* Given entries:
## Start

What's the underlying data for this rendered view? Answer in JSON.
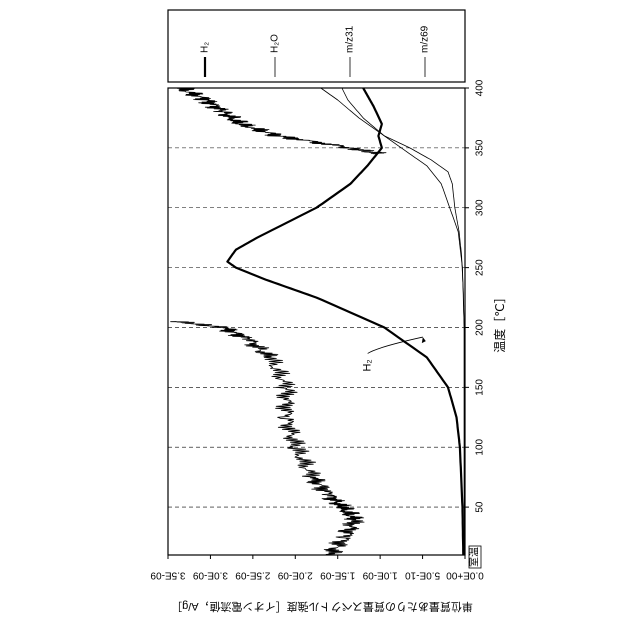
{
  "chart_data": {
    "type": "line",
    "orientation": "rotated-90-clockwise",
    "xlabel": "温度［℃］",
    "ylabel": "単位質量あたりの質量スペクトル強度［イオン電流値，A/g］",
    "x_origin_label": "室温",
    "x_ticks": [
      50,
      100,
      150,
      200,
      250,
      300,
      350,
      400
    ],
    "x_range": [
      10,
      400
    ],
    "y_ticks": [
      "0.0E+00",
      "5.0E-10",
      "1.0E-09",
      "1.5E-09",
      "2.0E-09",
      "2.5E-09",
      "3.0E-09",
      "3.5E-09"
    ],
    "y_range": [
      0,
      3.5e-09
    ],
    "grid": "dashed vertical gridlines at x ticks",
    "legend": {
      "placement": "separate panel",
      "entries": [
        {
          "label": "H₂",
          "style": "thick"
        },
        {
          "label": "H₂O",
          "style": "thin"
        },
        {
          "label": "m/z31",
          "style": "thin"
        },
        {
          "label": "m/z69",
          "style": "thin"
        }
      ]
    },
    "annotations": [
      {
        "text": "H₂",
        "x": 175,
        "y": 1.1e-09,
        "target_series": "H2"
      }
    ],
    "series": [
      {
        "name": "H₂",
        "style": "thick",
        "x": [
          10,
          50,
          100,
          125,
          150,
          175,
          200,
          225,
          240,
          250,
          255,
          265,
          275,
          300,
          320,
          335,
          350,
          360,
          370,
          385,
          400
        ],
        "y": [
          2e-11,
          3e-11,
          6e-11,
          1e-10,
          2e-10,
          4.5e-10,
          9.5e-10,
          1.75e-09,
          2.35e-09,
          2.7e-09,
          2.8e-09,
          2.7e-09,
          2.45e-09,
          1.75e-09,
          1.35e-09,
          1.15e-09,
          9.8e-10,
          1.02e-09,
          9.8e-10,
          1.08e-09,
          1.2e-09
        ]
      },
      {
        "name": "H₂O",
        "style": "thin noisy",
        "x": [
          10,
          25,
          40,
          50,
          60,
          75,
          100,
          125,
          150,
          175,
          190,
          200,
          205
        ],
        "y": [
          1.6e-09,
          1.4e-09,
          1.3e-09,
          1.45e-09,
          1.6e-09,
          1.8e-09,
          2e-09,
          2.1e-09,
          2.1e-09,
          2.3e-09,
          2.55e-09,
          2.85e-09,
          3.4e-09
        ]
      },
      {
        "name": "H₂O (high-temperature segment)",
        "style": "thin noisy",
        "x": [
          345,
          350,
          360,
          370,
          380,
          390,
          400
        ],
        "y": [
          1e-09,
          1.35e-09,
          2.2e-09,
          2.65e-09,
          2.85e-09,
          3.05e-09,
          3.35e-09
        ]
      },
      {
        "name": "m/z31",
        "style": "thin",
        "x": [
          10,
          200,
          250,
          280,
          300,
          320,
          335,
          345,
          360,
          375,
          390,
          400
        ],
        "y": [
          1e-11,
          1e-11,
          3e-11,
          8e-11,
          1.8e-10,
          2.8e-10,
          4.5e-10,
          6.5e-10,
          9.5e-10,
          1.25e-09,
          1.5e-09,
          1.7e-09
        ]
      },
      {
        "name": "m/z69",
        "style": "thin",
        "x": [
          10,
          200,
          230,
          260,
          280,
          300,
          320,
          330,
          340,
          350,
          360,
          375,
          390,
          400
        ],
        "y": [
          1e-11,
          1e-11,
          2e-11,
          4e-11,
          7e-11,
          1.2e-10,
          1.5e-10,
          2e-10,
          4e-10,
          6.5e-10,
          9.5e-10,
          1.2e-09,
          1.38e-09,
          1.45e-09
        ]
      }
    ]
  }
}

## End
## Start

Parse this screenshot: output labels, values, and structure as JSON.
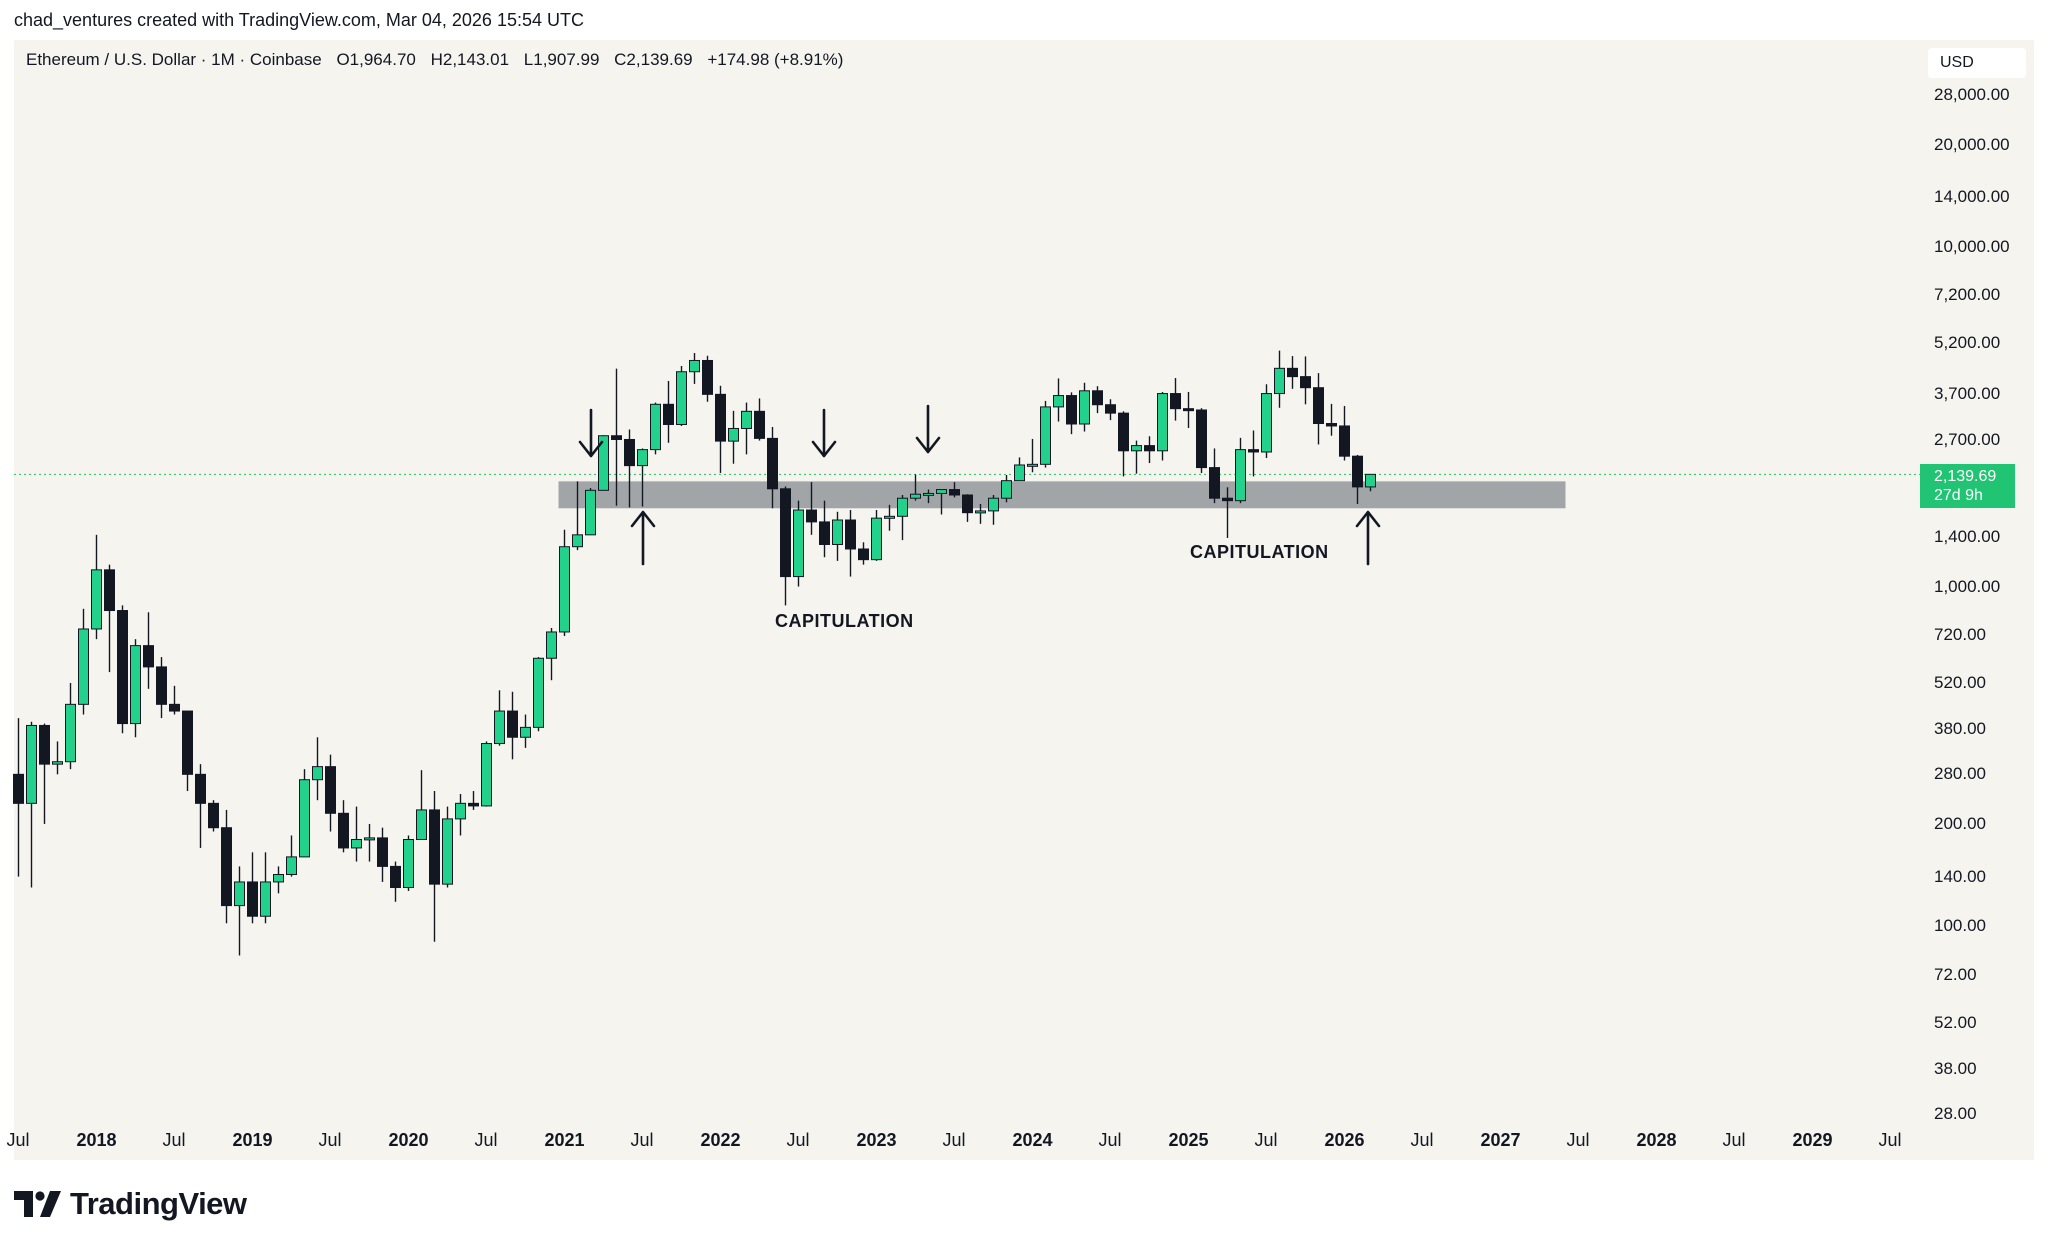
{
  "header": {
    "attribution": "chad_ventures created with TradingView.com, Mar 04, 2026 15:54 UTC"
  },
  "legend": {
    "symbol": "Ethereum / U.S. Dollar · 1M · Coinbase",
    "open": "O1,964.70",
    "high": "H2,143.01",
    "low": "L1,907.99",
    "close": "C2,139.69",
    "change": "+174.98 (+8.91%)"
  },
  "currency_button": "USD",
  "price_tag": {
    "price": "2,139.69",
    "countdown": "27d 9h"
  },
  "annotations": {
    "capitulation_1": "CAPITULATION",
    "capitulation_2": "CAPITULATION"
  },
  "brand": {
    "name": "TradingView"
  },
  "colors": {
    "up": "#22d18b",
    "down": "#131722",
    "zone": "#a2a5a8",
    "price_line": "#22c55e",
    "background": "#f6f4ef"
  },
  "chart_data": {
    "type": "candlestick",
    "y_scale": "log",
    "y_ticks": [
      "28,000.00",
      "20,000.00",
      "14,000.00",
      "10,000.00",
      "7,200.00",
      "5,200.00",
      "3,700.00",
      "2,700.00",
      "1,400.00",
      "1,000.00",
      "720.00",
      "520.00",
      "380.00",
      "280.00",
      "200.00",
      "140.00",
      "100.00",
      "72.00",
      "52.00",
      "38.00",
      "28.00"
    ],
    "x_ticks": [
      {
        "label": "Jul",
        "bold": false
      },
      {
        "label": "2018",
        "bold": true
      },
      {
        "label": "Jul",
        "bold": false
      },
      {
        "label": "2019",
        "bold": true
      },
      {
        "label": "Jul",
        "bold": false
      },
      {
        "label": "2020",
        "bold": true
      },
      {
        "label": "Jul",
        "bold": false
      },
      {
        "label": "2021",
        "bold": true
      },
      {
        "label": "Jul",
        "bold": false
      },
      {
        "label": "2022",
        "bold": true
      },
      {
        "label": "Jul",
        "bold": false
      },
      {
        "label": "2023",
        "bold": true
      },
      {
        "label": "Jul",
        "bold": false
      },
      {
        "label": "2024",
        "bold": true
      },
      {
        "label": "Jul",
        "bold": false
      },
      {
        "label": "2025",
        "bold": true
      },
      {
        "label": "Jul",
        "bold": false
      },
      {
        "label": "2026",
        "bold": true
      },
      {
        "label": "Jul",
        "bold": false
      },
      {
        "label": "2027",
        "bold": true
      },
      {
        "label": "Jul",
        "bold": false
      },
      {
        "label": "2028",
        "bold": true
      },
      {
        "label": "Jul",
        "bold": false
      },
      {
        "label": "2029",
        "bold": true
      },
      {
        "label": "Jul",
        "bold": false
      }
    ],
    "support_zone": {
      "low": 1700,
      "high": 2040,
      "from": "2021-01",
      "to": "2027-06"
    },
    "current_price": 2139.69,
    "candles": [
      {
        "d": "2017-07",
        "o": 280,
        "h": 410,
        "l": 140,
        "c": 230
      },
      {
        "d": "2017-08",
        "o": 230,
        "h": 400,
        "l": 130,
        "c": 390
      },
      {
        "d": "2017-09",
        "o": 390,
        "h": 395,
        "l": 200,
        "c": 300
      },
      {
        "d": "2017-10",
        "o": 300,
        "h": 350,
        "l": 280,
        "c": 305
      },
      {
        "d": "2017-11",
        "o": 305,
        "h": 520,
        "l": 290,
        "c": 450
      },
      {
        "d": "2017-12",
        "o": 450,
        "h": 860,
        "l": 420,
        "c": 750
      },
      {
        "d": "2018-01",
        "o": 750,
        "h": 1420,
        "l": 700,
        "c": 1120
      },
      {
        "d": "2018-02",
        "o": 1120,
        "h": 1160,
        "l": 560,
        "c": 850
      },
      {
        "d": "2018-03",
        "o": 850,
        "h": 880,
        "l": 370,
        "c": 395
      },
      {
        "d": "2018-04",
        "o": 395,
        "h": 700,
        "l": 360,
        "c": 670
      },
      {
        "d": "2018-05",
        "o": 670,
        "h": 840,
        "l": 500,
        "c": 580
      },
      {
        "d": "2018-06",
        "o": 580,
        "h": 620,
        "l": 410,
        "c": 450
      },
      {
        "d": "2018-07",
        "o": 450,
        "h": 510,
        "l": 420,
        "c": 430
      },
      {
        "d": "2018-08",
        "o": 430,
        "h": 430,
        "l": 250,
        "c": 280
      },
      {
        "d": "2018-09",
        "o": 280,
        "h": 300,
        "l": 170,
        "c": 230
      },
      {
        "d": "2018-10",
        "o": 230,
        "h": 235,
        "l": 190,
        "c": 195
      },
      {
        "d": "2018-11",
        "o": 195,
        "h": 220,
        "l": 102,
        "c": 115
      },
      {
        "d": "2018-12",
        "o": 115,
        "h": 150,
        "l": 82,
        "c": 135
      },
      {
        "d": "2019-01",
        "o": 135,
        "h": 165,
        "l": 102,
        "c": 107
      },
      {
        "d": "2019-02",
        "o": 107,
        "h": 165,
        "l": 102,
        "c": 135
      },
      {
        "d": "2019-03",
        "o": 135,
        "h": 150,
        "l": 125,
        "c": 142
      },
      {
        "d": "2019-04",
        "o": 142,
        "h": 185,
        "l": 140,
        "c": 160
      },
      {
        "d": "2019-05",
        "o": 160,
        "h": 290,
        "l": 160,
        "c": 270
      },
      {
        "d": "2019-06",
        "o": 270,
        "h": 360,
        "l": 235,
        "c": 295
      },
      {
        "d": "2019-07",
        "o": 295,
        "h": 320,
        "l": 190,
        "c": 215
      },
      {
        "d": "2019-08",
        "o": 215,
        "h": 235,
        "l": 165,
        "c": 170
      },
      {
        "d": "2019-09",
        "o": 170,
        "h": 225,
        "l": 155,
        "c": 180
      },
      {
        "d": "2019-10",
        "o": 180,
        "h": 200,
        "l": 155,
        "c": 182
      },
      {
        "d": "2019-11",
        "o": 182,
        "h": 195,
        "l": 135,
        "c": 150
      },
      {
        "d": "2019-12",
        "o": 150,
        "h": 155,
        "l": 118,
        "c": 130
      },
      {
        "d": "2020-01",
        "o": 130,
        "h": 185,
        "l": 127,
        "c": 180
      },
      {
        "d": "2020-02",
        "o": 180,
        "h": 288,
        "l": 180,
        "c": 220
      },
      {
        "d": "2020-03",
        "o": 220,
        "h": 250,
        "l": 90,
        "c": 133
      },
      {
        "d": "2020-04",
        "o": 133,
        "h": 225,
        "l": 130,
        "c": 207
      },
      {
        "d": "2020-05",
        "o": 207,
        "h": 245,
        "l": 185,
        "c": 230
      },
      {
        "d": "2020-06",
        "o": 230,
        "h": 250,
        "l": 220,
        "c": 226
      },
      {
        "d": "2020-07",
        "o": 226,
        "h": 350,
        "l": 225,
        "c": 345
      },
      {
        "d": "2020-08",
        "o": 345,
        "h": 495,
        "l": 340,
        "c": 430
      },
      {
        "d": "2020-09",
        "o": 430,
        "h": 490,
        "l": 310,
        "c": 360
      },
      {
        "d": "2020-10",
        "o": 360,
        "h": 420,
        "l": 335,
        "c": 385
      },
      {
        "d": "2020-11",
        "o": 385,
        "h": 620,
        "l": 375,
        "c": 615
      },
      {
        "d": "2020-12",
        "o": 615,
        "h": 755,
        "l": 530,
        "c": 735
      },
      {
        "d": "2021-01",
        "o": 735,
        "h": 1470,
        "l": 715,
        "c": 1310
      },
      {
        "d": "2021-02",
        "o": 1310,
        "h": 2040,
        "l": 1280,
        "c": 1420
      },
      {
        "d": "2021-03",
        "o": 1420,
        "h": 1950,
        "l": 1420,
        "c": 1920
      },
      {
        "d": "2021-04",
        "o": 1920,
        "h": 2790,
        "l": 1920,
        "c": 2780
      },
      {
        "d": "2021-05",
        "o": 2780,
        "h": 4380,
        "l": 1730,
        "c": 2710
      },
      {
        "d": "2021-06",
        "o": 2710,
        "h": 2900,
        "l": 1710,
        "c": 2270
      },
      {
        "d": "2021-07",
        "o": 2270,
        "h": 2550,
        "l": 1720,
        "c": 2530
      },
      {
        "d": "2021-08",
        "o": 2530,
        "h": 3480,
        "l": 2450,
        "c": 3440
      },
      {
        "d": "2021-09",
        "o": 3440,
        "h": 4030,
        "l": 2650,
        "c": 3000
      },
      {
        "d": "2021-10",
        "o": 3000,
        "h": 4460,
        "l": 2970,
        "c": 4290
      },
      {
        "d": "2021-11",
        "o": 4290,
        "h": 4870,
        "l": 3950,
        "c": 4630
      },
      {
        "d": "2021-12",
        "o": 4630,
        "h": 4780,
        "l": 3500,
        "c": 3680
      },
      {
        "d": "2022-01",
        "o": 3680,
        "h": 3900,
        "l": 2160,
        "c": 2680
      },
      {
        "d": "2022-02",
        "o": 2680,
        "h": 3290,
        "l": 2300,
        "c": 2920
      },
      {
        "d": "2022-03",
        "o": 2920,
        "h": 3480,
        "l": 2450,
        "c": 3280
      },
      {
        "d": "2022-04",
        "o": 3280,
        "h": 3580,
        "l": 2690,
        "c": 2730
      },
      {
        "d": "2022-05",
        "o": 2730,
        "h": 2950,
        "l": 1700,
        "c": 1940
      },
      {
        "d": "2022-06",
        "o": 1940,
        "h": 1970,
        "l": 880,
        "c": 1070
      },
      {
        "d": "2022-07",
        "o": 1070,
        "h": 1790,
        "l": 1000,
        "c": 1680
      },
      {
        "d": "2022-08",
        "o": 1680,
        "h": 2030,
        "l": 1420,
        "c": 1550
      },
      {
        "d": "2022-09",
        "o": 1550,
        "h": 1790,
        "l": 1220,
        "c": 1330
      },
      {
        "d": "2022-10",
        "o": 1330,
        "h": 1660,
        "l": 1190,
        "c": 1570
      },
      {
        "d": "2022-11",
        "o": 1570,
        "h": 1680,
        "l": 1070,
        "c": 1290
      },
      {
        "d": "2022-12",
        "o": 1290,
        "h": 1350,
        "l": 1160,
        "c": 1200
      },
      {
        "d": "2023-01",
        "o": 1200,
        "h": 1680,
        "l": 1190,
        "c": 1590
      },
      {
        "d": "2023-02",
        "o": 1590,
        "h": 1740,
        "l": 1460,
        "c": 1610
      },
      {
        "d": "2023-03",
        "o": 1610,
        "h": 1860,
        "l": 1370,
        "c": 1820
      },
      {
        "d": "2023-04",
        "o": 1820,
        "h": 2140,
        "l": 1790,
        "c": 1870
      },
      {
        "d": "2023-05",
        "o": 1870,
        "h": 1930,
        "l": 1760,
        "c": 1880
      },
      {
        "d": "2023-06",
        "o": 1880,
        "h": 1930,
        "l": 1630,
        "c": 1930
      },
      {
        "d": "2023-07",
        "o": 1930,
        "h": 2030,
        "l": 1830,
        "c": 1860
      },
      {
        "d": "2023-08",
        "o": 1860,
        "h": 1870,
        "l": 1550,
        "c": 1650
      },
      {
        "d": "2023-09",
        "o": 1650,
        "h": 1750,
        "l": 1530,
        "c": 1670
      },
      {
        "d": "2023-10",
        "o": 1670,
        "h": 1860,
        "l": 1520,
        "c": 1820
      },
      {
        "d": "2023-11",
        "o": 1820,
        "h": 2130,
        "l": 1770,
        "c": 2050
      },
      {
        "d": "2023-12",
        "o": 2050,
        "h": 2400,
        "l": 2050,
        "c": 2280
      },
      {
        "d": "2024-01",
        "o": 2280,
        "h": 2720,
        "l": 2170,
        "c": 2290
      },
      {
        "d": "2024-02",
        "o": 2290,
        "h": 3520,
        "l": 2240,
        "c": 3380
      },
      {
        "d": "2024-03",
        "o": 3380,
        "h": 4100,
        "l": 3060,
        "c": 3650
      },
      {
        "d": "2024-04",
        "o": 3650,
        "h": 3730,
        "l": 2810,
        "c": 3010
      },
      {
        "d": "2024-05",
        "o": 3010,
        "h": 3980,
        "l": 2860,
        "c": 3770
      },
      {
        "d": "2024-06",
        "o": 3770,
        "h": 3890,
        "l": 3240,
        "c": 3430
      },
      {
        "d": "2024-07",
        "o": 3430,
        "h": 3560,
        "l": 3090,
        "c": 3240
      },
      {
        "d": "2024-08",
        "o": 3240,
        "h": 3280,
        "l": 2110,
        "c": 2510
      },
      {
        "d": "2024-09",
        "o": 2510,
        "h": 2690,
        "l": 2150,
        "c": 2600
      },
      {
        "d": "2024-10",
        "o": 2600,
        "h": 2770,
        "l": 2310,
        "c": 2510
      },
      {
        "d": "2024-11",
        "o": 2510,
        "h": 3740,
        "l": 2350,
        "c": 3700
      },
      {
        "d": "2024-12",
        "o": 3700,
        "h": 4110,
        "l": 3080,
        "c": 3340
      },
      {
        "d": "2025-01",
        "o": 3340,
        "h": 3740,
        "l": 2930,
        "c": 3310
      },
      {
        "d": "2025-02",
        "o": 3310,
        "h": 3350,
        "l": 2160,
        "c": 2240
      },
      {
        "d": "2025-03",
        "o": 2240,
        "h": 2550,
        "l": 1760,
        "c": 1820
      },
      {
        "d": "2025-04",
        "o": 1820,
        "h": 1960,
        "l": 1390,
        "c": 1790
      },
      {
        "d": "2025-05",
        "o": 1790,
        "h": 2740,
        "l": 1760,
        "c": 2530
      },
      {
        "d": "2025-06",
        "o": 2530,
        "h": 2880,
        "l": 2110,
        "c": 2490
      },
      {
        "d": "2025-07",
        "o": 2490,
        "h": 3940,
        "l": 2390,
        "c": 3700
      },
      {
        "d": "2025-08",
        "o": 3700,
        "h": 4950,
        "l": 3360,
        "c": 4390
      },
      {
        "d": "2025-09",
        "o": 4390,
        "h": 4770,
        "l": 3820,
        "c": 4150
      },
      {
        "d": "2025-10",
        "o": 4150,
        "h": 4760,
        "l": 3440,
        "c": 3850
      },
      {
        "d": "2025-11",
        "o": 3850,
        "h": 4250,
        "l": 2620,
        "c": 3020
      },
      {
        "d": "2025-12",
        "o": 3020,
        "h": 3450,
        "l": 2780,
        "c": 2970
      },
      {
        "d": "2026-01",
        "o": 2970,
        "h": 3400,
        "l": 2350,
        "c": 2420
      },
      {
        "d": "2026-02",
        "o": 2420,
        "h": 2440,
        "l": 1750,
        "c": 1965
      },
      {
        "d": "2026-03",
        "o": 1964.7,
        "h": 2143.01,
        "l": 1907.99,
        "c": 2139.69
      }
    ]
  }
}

## End

Copy, from the material above, each line in which the string "high" occurs.

* Finished answer:
        "name": "H₂O (high-temperature segment)",
    "high": "H2,143.01",
      "high": 2040,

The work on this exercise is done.